→ What you have to do
Reproduce the following lines verbatim, omitting the pictures from your answer.
— Start of Data lines —
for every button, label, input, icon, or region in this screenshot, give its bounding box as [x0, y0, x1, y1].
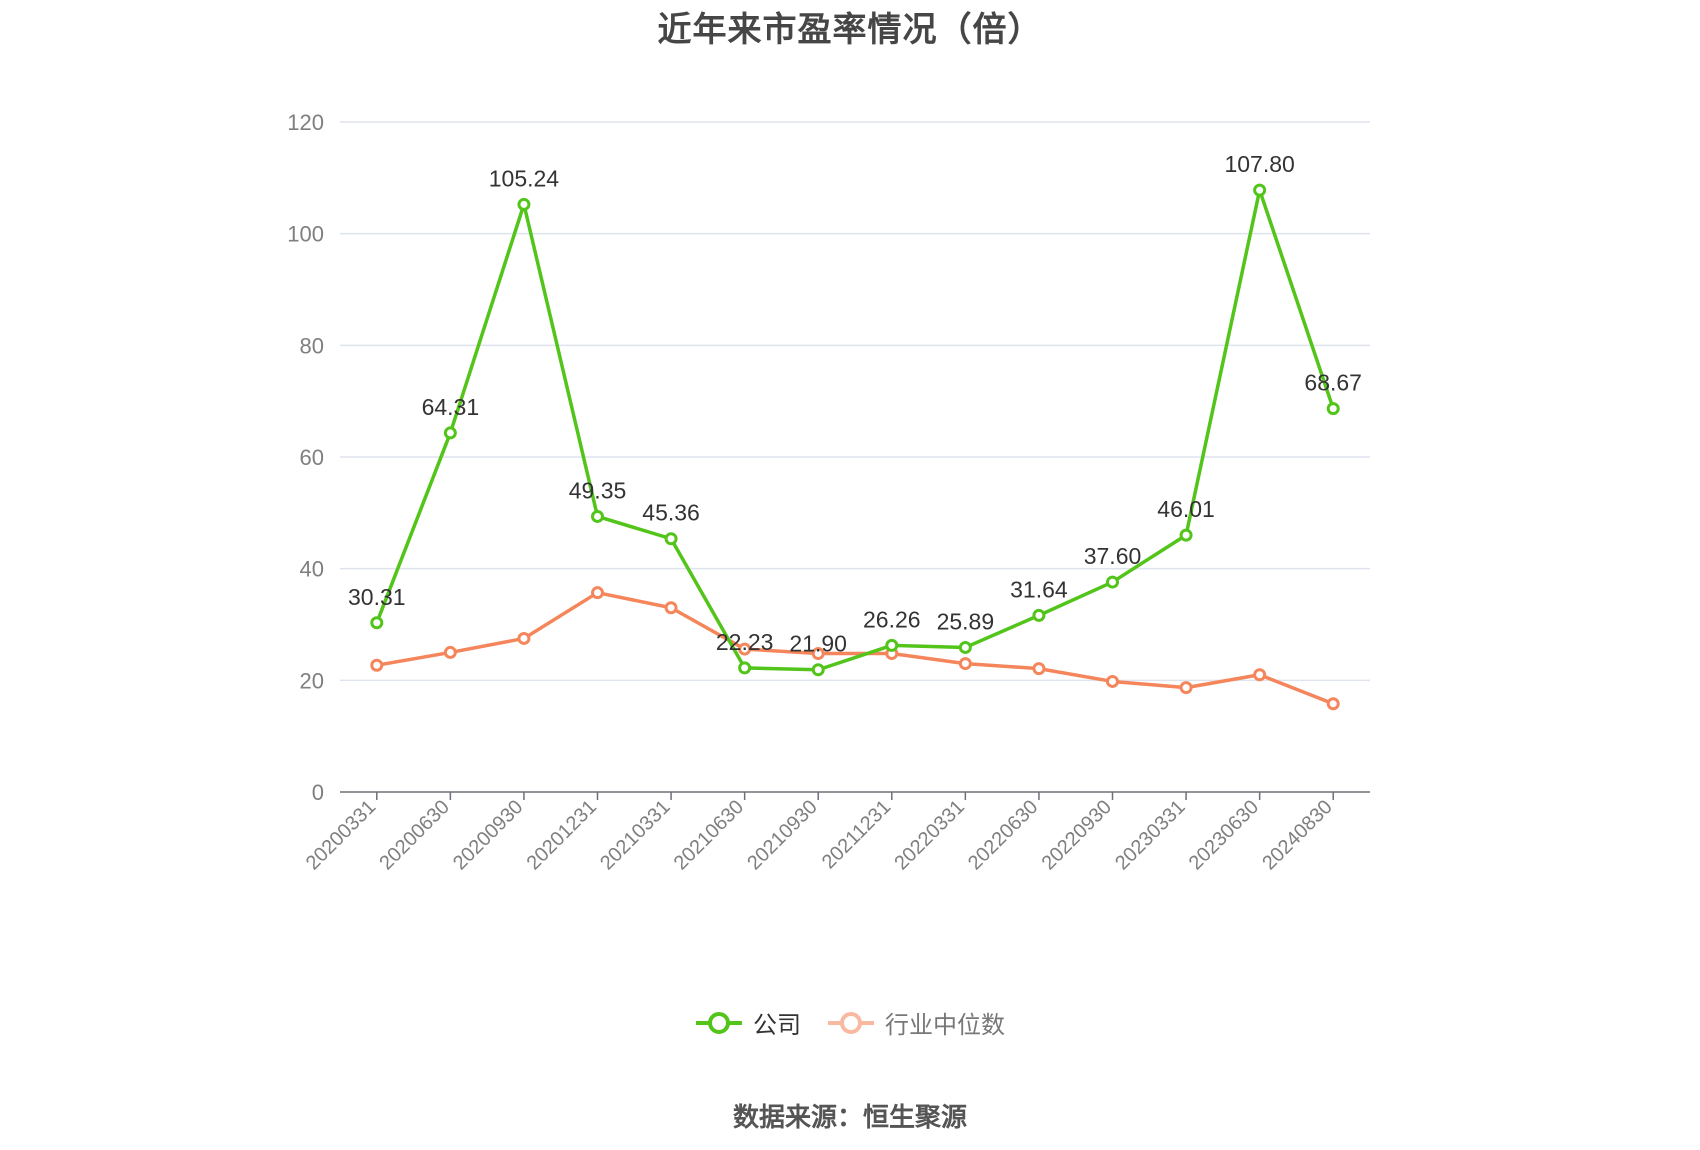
data-point-company — [738, 661, 752, 675]
data-label-company: 21.90 — [789, 631, 847, 657]
data-point-industry — [443, 645, 457, 659]
data-point-industry — [1032, 662, 1046, 676]
data-point-company — [1106, 575, 1119, 589]
x-tick-label: 20210630 — [670, 796, 748, 874]
data-label-company: 26.26 — [863, 606, 921, 632]
data-point-industry — [517, 631, 531, 645]
data-point-company — [591, 509, 604, 523]
data-point-company — [885, 638, 899, 652]
data-point-company — [370, 616, 384, 630]
x-tick-label: 20230331 — [1111, 796, 1189, 874]
x-tick-label: 20240830 — [1258, 796, 1336, 874]
data-point-industry — [591, 586, 604, 600]
chart-title: 近年来市盈率情况（倍） — [657, 10, 1043, 50]
legend-label-company: 公司 — [753, 1011, 801, 1039]
data-label-company: 30.31 — [348, 584, 406, 610]
data-label-company: 37.60 — [1084, 543, 1142, 569]
data-label-company: 68.67 — [1304, 370, 1362, 396]
data-point-industry — [1179, 681, 1193, 695]
x-tick-label: 20230630 — [1185, 796, 1263, 874]
legend-item-company[interactable]: 公司 — [695, 1005, 801, 1040]
data-label-company: 105.24 — [489, 165, 560, 191]
legend-industry-line-icon — [828, 1011, 874, 1034]
x-tick-label: 20210930 — [743, 796, 821, 874]
data-label-company: 46.01 — [1157, 496, 1215, 522]
series-line-industry — [375, 590, 1335, 706]
x-tick-label: 20211231 — [818, 796, 895, 873]
legend-label-industry: 行业中位数 — [885, 1011, 1005, 1039]
data-label-company: 49.35 — [569, 477, 627, 503]
legend-company-line-icon — [696, 1011, 742, 1034]
data-point-company — [664, 532, 678, 546]
data-point-company — [443, 426, 457, 440]
data-point-company — [1032, 608, 1046, 622]
x-tick-label: 20200331 — [302, 796, 380, 874]
data-label-company: 64.31 — [422, 394, 480, 420]
x-tick-label: 20220630 — [964, 796, 1042, 874]
data-label-company: 31.64 — [1010, 576, 1068, 602]
data-source: 数据来源：恒生聚源 — [732, 1103, 967, 1133]
axes: 0204060801001202020033120200630202009302… — [287, 110, 1370, 874]
x-tick-label: 20200930 — [449, 796, 527, 874]
data-point-industry — [738, 642, 752, 656]
y-tick-label: 60 — [300, 445, 324, 470]
data-point-industry — [1253, 668, 1267, 682]
data-point-company — [958, 640, 972, 654]
y-tick-label: 20 — [300, 668, 324, 693]
data-point-industry — [958, 657, 972, 671]
data-point-industry — [1106, 674, 1119, 688]
data-label-company: 45.36 — [642, 500, 700, 526]
data-point-company — [1253, 183, 1267, 197]
data-point-company — [517, 197, 531, 211]
x-tick-label: 20200630 — [375, 796, 453, 874]
data-label-company: 25.89 — [937, 608, 995, 634]
y-tick-label: 0 — [312, 780, 324, 805]
x-tick-label: 20201231 — [523, 796, 601, 874]
data-point-industry — [370, 658, 384, 672]
series — [370, 183, 1340, 711]
x-tick-label: 20220331 — [890, 796, 968, 874]
y-tick-label: 80 — [300, 333, 324, 358]
y-tick-label: 40 — [300, 557, 324, 582]
y-tick-label: 100 — [287, 222, 324, 247]
data-point-industry — [1326, 697, 1340, 711]
data-label-company: 107.80 — [1224, 151, 1294, 177]
y-tick-label: 120 — [287, 110, 324, 135]
legend: 公司 行业中位数 — [0, 1005, 1700, 1040]
data-point-company — [811, 663, 825, 677]
x-tick-label: 20220930 — [1038, 796, 1116, 874]
legend-item-industry[interactable]: 行业中位数 — [827, 1005, 1005, 1040]
data-point-company — [1326, 402, 1340, 416]
data-label-company: 22.23 — [716, 629, 774, 655]
x-tick-label: 20210331 — [596, 796, 674, 874]
data-point-company — [1179, 528, 1193, 542]
series-line-company — [375, 188, 1335, 672]
data-labels: 30.31 64.31 105.24 49.35 45.36 22.23 21.90 26.2… — [348, 151, 1362, 657]
data-point-industry — [811, 647, 825, 661]
grid-lines — [340, 121, 1370, 682]
data-point-industry — [664, 601, 678, 615]
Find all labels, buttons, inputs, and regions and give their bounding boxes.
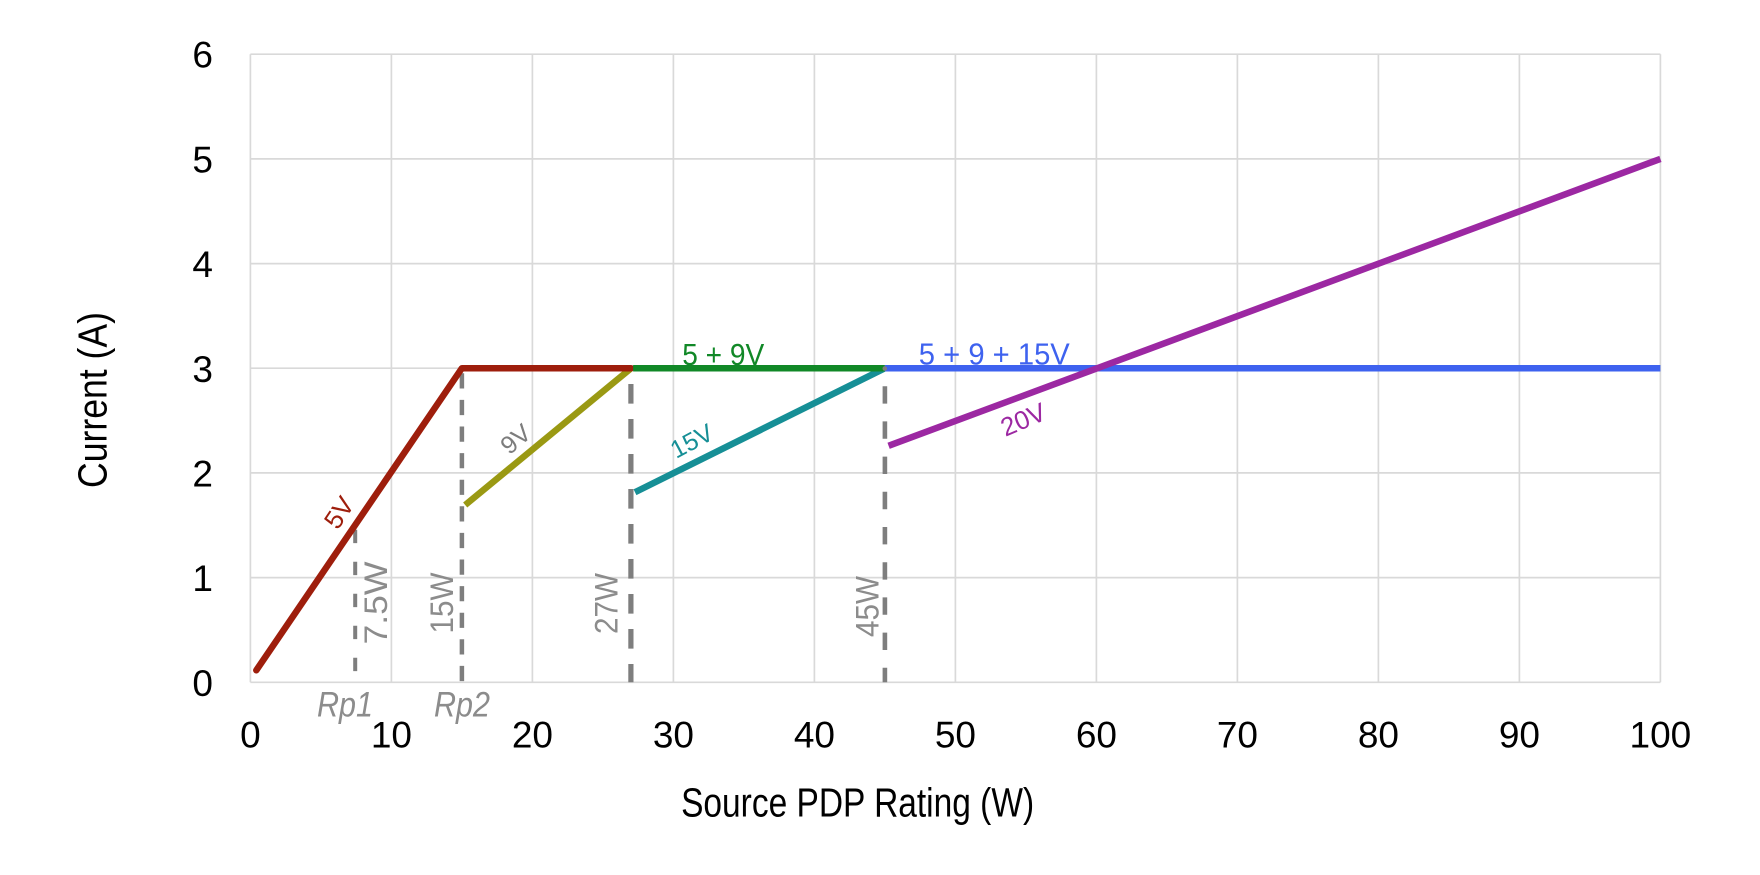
- svg-text:50: 50: [935, 714, 976, 755]
- svg-text:30: 30: [653, 714, 694, 755]
- svg-text:5 + 9 + 15V: 5 + 9 + 15V: [919, 337, 1070, 372]
- svg-text:1: 1: [192, 558, 213, 599]
- svg-text:4: 4: [192, 244, 213, 285]
- svg-text:10: 10: [371, 714, 412, 755]
- svg-text:60: 60: [1076, 714, 1117, 755]
- svg-text:45W: 45W: [850, 575, 886, 637]
- svg-text:Current (A): Current (A): [70, 312, 116, 488]
- svg-text:70: 70: [1217, 714, 1258, 755]
- svg-text:40: 40: [794, 714, 835, 755]
- svg-text:90: 90: [1499, 714, 1540, 755]
- svg-text:100: 100: [1630, 714, 1692, 755]
- svg-text:0: 0: [240, 714, 261, 755]
- svg-text:3: 3: [192, 349, 213, 390]
- svg-text:20: 20: [512, 714, 553, 755]
- svg-text:6: 6: [192, 35, 213, 76]
- svg-text:7.5W: 7.5W: [358, 561, 394, 645]
- svg-text:27W: 27W: [589, 572, 625, 634]
- svg-text:5 + 9V: 5 + 9V: [682, 337, 764, 372]
- svg-text:Source PDP Rating (W): Source PDP Rating (W): [681, 780, 1034, 826]
- svg-text:2: 2: [192, 453, 213, 494]
- svg-text:0: 0: [192, 663, 213, 704]
- svg-text:Rp2: Rp2: [434, 686, 490, 725]
- svg-text:80: 80: [1358, 714, 1399, 755]
- svg-text:5: 5: [192, 139, 213, 180]
- svg-text:15W: 15W: [424, 572, 460, 634]
- svg-text:Rp1: Rp1: [317, 686, 373, 725]
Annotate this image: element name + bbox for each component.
— End of Data lines —
→ Answer to the task
for every button, label, input, icon, or region in this screenshot, give its bounding box as [x0, y0, x1, y1].
data-point-company — [738, 661, 752, 675]
data-label-company: 21.90 — [789, 631, 847, 657]
data-point-industry — [443, 645, 457, 659]
data-point-industry — [1032, 662, 1046, 676]
data-point-company — [1106, 575, 1119, 589]
x-tick-label: 20210630 — [670, 796, 748, 874]
data-label-company: 26.26 — [863, 606, 921, 632]
data-point-industry — [517, 631, 531, 645]
data-point-company — [591, 509, 604, 523]
data-point-company — [885, 638, 899, 652]
data-point-company — [370, 616, 384, 630]
x-tick-label: 20230331 — [1111, 796, 1189, 874]
x-tick-label: 20240830 — [1258, 796, 1336, 874]
data-point-industry — [591, 586, 604, 600]
chart-title: 近年来市盈率情况（倍） — [657, 10, 1043, 50]
legend-label-company: 公司 — [753, 1011, 801, 1039]
data-label-company: 30.31 — [348, 584, 406, 610]
data-label-company: 37.60 — [1084, 543, 1142, 569]
data-label-company: 68.67 — [1304, 370, 1362, 396]
data-point-industry — [1179, 681, 1193, 695]
x-tick-label: 20230630 — [1185, 796, 1263, 874]
legend-item-company[interactable]: 公司 — [695, 1005, 801, 1040]
data-label-company: 105.24 — [489, 165, 560, 191]
legend-industry-line-icon — [828, 1011, 874, 1034]
x-tick-label: 20210930 — [743, 796, 821, 874]
data-label-company: 46.01 — [1157, 496, 1215, 522]
series-line-industry — [375, 590, 1335, 706]
x-tick-label: 20211231 — [818, 796, 895, 873]
legend-label-industry: 行业中位数 — [885, 1011, 1005, 1039]
data-label-company: 49.35 — [569, 477, 627, 503]
legend-company-line-icon — [696, 1011, 742, 1034]
data-point-company — [664, 532, 678, 546]
data-point-company — [443, 426, 457, 440]
data-point-company — [1032, 608, 1046, 622]
x-tick-label: 20200331 — [302, 796, 380, 874]
data-label-company: 64.31 — [422, 394, 480, 420]
x-tick-label: 20220630 — [964, 796, 1042, 874]
data-label-company: 31.64 — [1010, 576, 1068, 602]
data-source: 数据来源：恒生聚源 — [732, 1103, 967, 1133]
axes: 0204060801001202020033120200630202009302… — [287, 110, 1370, 874]
x-tick-label: 20200930 — [449, 796, 527, 874]
data-point-industry — [738, 642, 752, 656]
y-tick-label: 60 — [300, 445, 324, 470]
data-point-industry — [1253, 668, 1267, 682]
data-point-company — [958, 640, 972, 654]
y-tick-label: 20 — [300, 668, 324, 693]
data-point-industry — [958, 657, 972, 671]
data-point-industry — [1106, 674, 1119, 688]
data-label-company: 45.36 — [642, 500, 700, 526]
data-point-company — [1253, 183, 1267, 197]
data-point-company — [517, 197, 531, 211]
x-tick-label: 20200630 — [375, 796, 453, 874]
data-label-company: 25.89 — [937, 608, 995, 634]
y-tick-label: 0 — [312, 780, 324, 805]
x-tick-label: 20201231 — [523, 796, 601, 874]
data-point-industry — [370, 658, 384, 672]
series — [370, 183, 1340, 711]
x-tick-label: 20220331 — [890, 796, 968, 874]
y-tick-label: 80 — [300, 333, 324, 358]
y-tick-label: 40 — [300, 557, 324, 582]
y-tick-label: 100 — [287, 222, 324, 247]
data-point-industry — [1326, 697, 1340, 711]
data-label-company: 107.80 — [1224, 151, 1294, 177]
y-tick-label: 120 — [287, 110, 324, 135]
legend: 公司 行业中位数 — [0, 1005, 1700, 1040]
data-point-company — [811, 663, 825, 677]
x-tick-label: 20220930 — [1038, 796, 1116, 874]
legend-item-industry[interactable]: 行业中位数 — [827, 1005, 1005, 1040]
data-point-company — [1326, 402, 1340, 416]
data-label-company: 22.23 — [716, 629, 774, 655]
x-tick-label: 20210331 — [596, 796, 674, 874]
data-point-company — [1179, 528, 1193, 542]
series-line-company — [375, 188, 1335, 672]
data-labels: 30.31 64.31 105.24 49.35 45.36 22.23 21.90 26.2… — [348, 151, 1362, 657]
data-point-industry — [811, 647, 825, 661]
grid-lines — [340, 121, 1370, 682]
data-point-industry — [664, 601, 678, 615]
Find all labels, buttons, inputs, and regions and give their bounding boxes.
- svg-text:50: 50: [935, 714, 976, 755]
- svg-text:30: 30: [653, 714, 694, 755]
- svg-text:5 + 9 + 15V: 5 + 9 + 15V: [919, 337, 1070, 372]
- svg-text:1: 1: [192, 558, 213, 599]
- svg-text:4: 4: [192, 244, 213, 285]
- svg-text:10: 10: [371, 714, 412, 755]
- svg-text:60: 60: [1076, 714, 1117, 755]
- svg-text:45W: 45W: [850, 575, 886, 637]
- svg-text:Current (A): Current (A): [70, 312, 116, 488]
- svg-text:70: 70: [1217, 714, 1258, 755]
- svg-text:40: 40: [794, 714, 835, 755]
- svg-text:90: 90: [1499, 714, 1540, 755]
- svg-text:100: 100: [1630, 714, 1692, 755]
- svg-text:0: 0: [240, 714, 261, 755]
- svg-text:3: 3: [192, 349, 213, 390]
- svg-text:20: 20: [512, 714, 553, 755]
- svg-text:6: 6: [192, 35, 213, 76]
- svg-text:7.5W: 7.5W: [358, 561, 394, 645]
- svg-text:27W: 27W: [589, 572, 625, 634]
- svg-text:5 + 9V: 5 + 9V: [682, 337, 764, 372]
- svg-text:Source PDP Rating (W): Source PDP Rating (W): [681, 780, 1034, 826]
- svg-text:2: 2: [192, 453, 213, 494]
- svg-text:0: 0: [192, 663, 213, 704]
- svg-text:Rp2: Rp2: [434, 686, 490, 725]
- svg-text:80: 80: [1358, 714, 1399, 755]
- svg-text:5: 5: [192, 139, 213, 180]
- svg-text:15W: 15W: [424, 572, 460, 634]
- svg-text:Rp1: Rp1: [317, 686, 373, 725]
Annotate this image: element name + bbox for each component.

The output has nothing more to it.